— Your goal —
Write out, unchanged, the lines from the one holding "Parse this chart and return its data as JSON." to the close of the listing. Both the first and last lines belong in it.

— Extracted entries —

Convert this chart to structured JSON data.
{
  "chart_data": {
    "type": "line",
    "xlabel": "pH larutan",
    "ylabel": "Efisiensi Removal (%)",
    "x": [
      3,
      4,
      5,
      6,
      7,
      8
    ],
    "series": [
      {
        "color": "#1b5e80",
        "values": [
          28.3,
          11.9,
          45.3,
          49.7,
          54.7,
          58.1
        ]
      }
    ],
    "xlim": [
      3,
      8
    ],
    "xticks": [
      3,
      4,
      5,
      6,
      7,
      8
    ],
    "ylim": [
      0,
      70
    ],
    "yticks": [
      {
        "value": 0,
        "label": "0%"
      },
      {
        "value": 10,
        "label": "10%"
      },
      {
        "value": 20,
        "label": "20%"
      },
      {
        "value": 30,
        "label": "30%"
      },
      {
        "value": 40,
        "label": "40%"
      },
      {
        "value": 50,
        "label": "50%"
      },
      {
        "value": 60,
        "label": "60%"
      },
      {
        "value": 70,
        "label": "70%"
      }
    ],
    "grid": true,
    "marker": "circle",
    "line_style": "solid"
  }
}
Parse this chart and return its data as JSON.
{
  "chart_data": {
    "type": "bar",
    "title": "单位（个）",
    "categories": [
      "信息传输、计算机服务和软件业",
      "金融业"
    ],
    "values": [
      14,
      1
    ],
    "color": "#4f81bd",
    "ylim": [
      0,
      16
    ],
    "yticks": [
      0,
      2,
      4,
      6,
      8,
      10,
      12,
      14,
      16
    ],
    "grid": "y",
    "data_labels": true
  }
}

— Correct output —
Parse this chart and return its data as JSON.
{
  "chart_data": {
    "type": "bar",
    "title": "单位（个）",
    "categories": [
      "信息传输、计算机服务和软件业",
      "金融业"
    ],
    "values": [
      14,
      1
    ],
    "color": "#4f81bd",
    "ylim": [
      0,
      16
    ],
    "yticks": [
      0,
      2,
      4,
      6,
      8,
      10,
      12,
      14,
      16
    ],
    "grid": "y",
    "data_labels": true
  }
}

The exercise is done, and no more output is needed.